• **To do**
Each line that follows is to be retyped exactly.

Records contained in a dataset

########################################

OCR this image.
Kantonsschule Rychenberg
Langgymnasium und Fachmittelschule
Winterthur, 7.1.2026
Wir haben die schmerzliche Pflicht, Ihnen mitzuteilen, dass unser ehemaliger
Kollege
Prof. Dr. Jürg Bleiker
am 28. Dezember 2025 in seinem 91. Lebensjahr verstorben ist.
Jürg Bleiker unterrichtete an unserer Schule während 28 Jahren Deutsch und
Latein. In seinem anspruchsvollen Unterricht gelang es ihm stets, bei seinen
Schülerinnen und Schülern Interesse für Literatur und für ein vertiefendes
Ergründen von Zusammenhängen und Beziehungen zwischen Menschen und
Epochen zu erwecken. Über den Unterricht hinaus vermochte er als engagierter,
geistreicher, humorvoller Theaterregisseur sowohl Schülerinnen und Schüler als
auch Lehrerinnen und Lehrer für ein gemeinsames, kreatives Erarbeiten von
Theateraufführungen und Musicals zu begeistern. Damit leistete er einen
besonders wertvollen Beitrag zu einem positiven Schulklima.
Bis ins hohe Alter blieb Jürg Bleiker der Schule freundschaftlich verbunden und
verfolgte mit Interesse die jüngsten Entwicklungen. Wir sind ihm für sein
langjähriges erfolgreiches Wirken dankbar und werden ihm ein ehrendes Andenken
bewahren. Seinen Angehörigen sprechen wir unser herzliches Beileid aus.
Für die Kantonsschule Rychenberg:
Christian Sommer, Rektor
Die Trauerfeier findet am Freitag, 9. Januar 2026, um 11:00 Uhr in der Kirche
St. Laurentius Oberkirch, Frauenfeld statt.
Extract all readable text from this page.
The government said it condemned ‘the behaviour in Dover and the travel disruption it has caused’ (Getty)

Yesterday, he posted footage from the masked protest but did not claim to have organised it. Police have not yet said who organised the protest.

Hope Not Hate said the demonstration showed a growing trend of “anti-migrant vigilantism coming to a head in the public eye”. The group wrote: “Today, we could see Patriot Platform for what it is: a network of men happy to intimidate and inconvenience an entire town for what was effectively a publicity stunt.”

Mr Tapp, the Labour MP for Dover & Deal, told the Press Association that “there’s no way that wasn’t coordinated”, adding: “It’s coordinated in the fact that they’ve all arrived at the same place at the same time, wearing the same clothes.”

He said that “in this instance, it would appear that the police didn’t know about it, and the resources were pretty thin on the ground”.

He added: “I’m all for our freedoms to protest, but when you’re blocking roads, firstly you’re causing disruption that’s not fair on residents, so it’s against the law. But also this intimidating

########################################

• **Exercise solution**
OCR this image.
Kantonsschule Rychenberg
Langgymnasium und Fachmittelschule
Winterthur, 7.1.2026
Wir haben die schmerzliche Pflicht, Ihnen mitzuteilen, dass unser ehemaliger
Kollege
Prof. Dr. Jürg Bleiker
am 28. Dezember 2025 in seinem 91. Lebensjahr verstorben ist.
Jürg Bleiker unterrichtete an unserer Schule während 28 Jahren Deutsch und
Latein. In seinem anspruchsvollen Unterricht gelang es ihm stets, bei seinen
Schülerinnen und Schülern Interesse für Literatur und für ein vertiefendes
Ergründen von Zusammenhängen und Beziehungen zwischen Menschen und
Epochen zu erwecken. Über den Unterricht hinaus vermochte er als engagierter,
geistreicher, humorvoller Theaterregisseur sowohl Schülerinnen und Schüler als
auch Lehrerinnen und Lehrer für ein gemeinsames, kreatives Erarbeiten von
Theateraufführungen und Musicals zu begeistern. Damit leistete er einen
besonders wertvollen Beitrag zu einem positiven Schulklima.
Bis ins hohe Alter blieb Jürg Bleiker der Schule freundschaftlich verbunden und
verfolgte mit Interesse die jüngsten Entwicklungen. Wir sind ihm für sein
langjähriges erfolgreiches Wirken dankbar und werden ihm ein ehrendes Andenken
bewahren. Seinen Angehörigen sprechen wir unser herzliches Beileid aus.
Für die Kantonsschule Rychenberg:
Christian Sommer, Rektor
Die Trauerfeier findet am Freitag, 9. Januar 2026, um 11:00 Uhr in der Kirche
St. Laurentius Oberkirch, Frauenfeld statt.
Extract all readable text from this page.
The government said it condemned ‘the behaviour in Dover and the travel disruption it has caused’ (Getty)

Yesterday, he posted footage from the masked protest but did not claim to have organised it. Police have not yet said who organised the protest.

Hope Not Hate said the demonstration showed a growing trend of “anti-migrant vigilantism coming to a head in the public eye”. The group wrote: “Today, we could see Patriot Platform for what it is: a network of men happy to intimidate and inconvenience an entire town for what was effectively a publicity stunt.”

Mr Tapp, the Labour MP for Dover & Deal, told the Press Association that “there’s no way that wasn’t coordinated”, adding: “It’s coordinated in the fact that they’ve all arrived at the same place at the same time, wearing the same clothes.”

He said that “in this instance, it would appear that the police didn’t know about it, and the resources were pretty thin on the ground”.

He added: “I’m all for our freedoms to protest, but when you’re blocking roads, firstly you’re causing disruption that’s not fair on residents, so it’s against the law. But also this intimidating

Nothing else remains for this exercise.